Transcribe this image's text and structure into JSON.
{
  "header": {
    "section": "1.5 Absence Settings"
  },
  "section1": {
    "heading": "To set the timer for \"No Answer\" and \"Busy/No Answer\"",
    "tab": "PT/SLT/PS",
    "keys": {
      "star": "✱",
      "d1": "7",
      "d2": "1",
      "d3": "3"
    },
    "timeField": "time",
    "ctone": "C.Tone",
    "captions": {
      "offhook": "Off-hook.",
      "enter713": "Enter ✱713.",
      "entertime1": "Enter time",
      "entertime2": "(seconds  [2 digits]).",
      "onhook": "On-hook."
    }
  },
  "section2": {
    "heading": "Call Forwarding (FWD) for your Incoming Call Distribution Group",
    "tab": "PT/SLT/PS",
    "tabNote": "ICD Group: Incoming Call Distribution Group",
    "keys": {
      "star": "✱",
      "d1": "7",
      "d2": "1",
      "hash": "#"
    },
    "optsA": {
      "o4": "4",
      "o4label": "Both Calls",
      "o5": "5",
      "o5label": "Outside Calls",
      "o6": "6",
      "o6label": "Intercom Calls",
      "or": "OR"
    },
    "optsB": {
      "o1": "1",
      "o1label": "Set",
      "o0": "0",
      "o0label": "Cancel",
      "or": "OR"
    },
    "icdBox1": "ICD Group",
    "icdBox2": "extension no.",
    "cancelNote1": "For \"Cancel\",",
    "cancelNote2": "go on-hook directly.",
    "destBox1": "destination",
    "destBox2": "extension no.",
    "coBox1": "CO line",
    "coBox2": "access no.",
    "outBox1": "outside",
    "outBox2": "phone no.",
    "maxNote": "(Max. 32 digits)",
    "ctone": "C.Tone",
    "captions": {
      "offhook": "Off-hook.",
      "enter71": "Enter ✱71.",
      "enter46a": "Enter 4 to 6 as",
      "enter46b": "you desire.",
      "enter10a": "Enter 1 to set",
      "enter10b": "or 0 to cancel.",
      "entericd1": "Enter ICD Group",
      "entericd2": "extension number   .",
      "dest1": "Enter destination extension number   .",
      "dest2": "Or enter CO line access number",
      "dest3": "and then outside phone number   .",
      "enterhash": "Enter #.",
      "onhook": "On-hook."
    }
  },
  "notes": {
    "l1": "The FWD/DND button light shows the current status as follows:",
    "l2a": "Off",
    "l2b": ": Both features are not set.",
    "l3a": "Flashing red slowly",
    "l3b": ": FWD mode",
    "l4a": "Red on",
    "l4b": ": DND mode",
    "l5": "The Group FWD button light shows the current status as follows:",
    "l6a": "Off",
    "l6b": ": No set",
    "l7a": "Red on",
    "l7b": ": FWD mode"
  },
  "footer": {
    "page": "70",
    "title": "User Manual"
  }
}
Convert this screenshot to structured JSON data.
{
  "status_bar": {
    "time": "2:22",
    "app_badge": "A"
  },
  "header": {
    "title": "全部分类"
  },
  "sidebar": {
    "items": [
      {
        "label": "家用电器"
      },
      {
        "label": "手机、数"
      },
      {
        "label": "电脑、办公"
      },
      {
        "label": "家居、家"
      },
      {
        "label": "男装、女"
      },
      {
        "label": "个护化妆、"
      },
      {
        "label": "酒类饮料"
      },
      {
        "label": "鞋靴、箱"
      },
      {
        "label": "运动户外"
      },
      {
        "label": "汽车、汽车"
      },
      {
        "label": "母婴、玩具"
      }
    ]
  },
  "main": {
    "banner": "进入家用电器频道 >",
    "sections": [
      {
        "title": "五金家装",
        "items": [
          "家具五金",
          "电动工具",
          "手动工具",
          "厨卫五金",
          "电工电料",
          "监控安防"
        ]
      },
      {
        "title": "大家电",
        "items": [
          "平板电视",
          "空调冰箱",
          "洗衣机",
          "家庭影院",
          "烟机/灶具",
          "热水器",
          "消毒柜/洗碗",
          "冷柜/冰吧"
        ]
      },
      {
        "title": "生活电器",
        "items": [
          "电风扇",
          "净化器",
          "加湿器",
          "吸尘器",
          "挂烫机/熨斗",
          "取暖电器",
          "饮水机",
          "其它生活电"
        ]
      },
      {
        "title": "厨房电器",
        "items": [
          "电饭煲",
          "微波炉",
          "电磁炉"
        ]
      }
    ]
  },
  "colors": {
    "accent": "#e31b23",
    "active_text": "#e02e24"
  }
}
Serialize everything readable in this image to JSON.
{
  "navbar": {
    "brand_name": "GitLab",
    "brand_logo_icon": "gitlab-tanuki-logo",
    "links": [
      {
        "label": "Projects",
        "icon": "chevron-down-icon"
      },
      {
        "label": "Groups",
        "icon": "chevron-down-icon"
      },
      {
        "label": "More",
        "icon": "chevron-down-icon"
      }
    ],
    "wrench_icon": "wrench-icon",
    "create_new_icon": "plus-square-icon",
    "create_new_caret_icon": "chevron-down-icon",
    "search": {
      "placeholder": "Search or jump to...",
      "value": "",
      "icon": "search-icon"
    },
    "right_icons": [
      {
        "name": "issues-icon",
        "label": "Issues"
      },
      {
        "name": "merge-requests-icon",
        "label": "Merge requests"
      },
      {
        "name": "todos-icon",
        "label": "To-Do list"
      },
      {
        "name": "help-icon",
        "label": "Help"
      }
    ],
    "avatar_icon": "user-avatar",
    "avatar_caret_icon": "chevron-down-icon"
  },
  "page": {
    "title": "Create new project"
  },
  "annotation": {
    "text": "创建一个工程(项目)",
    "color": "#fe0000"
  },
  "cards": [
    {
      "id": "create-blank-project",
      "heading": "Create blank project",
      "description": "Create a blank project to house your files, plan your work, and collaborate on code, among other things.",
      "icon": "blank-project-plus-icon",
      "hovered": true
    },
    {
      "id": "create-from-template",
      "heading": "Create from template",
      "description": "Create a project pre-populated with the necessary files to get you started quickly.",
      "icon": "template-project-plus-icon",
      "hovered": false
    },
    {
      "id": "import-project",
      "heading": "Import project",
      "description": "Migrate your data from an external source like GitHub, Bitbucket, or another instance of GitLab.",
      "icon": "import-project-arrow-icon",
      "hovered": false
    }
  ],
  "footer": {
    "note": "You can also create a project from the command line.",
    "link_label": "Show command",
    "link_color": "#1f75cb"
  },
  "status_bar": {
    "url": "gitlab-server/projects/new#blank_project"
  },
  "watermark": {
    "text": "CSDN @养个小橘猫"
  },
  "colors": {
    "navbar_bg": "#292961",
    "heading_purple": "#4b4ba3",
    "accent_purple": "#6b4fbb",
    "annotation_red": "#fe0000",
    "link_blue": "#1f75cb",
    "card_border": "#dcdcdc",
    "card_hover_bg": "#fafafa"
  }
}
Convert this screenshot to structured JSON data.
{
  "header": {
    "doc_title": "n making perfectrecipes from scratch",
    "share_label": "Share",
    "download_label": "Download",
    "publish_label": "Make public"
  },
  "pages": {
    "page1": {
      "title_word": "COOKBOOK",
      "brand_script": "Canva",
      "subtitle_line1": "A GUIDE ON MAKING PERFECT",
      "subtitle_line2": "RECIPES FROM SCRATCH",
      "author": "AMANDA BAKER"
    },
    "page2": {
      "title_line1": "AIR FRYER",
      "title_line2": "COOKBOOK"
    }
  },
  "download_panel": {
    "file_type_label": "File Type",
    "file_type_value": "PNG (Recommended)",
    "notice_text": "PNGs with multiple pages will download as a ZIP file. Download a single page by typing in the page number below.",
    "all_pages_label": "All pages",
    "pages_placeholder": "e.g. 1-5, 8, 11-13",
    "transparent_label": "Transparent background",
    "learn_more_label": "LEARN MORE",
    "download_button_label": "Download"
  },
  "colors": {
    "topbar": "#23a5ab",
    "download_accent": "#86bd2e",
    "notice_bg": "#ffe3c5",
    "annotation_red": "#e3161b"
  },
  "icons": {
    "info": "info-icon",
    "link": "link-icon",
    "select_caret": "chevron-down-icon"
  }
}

* _WHAT YOU NEED TO DO_:
Across the records, how many lines contain "COOKBOOK"? Only the number should be given.

* _IN RESPONSE_:
2